Raw records ->
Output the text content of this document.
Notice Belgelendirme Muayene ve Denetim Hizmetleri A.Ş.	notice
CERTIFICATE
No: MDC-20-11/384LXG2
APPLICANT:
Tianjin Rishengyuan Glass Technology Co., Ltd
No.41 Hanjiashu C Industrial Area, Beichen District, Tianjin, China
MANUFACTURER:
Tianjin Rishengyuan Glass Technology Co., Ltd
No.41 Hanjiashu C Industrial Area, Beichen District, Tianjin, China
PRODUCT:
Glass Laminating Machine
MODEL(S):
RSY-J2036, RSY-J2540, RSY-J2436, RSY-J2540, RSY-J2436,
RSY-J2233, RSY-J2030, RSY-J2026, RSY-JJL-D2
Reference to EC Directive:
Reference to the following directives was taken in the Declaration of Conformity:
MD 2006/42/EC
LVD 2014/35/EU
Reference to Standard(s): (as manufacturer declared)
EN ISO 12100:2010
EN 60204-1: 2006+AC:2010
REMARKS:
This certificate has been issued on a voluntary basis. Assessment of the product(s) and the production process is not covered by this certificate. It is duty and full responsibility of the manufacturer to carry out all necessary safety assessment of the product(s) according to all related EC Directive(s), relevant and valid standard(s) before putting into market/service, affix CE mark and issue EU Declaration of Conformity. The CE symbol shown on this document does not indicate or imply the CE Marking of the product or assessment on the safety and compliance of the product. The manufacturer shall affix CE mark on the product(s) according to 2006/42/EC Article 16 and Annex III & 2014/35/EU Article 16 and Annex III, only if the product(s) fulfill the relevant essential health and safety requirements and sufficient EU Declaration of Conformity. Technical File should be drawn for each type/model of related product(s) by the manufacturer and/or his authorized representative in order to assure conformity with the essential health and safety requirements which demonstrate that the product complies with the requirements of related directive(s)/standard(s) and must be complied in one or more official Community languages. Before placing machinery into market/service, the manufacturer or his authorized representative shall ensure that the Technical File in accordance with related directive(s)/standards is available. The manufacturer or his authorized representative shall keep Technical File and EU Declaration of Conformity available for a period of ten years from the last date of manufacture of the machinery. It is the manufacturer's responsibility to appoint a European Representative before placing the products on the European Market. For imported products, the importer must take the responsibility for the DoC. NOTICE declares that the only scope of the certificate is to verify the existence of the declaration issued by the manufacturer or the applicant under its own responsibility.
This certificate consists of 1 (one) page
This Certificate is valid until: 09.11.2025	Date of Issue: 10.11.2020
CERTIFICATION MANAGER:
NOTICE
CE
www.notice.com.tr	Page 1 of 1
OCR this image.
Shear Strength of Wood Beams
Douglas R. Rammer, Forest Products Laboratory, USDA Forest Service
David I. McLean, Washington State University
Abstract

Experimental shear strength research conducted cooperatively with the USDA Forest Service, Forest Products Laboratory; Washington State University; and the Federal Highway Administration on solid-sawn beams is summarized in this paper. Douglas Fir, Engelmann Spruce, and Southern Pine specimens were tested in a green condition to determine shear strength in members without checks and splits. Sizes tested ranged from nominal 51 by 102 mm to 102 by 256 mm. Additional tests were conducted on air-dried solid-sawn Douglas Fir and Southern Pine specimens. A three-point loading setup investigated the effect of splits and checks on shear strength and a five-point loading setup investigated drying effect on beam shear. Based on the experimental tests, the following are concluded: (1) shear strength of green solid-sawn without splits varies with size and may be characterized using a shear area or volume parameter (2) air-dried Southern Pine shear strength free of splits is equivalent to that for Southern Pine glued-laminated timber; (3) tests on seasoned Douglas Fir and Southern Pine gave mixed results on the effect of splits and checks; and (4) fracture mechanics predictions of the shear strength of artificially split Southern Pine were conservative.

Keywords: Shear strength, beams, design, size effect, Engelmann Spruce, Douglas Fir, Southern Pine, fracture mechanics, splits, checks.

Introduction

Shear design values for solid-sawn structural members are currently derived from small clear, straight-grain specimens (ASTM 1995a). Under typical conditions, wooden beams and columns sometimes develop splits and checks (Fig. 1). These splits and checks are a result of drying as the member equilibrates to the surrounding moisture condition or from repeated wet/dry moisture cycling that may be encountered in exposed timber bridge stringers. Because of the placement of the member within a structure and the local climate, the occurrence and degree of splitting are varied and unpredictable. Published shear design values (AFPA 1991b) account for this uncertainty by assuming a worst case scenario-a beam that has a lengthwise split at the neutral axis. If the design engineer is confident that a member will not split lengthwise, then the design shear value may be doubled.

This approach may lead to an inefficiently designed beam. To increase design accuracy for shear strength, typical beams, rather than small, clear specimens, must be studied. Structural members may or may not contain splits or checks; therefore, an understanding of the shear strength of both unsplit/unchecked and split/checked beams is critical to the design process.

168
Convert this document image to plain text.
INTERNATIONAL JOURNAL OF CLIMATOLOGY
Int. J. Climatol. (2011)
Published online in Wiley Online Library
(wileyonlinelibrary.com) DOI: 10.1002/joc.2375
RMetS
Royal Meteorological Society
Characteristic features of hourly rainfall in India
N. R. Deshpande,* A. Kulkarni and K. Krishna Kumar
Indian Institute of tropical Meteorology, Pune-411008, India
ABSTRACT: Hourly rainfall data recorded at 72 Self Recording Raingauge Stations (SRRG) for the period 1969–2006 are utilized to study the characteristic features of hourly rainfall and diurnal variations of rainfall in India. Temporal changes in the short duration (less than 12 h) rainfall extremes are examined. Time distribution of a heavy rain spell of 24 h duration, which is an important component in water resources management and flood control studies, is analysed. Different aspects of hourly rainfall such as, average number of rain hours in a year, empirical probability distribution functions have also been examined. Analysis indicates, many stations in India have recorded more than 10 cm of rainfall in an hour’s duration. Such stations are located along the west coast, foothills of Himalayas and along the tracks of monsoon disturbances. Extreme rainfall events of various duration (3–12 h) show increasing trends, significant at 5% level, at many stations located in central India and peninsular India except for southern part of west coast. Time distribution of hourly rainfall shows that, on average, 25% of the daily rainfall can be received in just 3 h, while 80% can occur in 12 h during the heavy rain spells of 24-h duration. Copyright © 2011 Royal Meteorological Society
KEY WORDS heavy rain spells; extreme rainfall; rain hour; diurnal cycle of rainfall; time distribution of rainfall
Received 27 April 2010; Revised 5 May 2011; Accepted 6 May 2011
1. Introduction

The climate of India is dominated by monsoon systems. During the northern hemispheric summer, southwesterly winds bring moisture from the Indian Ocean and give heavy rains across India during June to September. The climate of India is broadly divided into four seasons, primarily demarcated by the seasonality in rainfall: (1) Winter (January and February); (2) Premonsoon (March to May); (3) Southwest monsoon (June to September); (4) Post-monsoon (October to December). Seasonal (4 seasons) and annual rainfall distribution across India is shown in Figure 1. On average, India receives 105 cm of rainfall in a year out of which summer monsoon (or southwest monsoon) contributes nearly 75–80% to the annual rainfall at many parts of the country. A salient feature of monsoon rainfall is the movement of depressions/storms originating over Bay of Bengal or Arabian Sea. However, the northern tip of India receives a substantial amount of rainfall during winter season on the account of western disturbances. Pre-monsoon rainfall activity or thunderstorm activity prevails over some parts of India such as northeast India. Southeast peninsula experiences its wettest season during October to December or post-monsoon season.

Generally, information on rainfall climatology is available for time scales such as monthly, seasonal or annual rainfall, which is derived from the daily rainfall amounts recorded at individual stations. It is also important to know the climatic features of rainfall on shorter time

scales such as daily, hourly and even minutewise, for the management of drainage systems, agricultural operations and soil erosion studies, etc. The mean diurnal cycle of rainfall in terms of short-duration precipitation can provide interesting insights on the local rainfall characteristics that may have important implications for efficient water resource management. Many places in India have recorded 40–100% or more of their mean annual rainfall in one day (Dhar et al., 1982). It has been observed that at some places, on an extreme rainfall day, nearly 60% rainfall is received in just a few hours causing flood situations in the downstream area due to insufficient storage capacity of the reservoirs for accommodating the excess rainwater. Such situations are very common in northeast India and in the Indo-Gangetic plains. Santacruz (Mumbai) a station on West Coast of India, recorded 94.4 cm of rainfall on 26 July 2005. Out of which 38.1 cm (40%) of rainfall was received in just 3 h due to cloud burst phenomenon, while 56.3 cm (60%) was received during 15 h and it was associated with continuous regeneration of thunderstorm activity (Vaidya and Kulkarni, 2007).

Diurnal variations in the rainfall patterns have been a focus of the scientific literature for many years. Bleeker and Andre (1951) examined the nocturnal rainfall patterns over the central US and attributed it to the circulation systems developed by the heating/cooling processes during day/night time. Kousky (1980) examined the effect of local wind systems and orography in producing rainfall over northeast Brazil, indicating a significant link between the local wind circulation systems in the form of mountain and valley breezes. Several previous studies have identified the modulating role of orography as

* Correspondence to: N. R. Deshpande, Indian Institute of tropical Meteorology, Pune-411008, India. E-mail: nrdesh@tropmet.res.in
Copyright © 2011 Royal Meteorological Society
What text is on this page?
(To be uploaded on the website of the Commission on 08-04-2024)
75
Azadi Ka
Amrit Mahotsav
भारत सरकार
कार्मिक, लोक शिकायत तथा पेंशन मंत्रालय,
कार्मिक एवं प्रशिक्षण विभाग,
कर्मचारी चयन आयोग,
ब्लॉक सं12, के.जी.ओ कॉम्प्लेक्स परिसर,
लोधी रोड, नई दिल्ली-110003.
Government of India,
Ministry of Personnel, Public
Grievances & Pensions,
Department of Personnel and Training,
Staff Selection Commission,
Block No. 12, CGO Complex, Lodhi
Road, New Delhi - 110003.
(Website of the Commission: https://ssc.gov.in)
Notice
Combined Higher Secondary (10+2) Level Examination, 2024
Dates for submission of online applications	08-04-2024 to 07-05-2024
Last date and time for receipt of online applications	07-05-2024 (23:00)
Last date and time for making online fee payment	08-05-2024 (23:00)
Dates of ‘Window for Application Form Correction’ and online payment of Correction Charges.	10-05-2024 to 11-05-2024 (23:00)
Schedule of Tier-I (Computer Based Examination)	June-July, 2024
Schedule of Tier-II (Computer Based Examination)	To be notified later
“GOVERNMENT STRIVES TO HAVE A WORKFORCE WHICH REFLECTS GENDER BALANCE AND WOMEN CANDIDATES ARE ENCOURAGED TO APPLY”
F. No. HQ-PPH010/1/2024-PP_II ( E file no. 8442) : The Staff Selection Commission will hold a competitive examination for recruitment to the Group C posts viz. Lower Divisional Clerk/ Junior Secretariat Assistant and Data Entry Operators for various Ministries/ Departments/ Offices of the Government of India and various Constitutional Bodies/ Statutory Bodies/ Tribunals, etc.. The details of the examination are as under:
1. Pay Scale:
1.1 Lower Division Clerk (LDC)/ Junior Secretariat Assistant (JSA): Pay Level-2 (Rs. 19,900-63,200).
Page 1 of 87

Problem requirements -> Gather each line from the listing above that holds "Computer".

Solution for this problem ->
Schedule of Tier-I (Computer Based Examination)	June-July, 2024
Schedule of Tier-II (Computer Based Examination)	To be notified later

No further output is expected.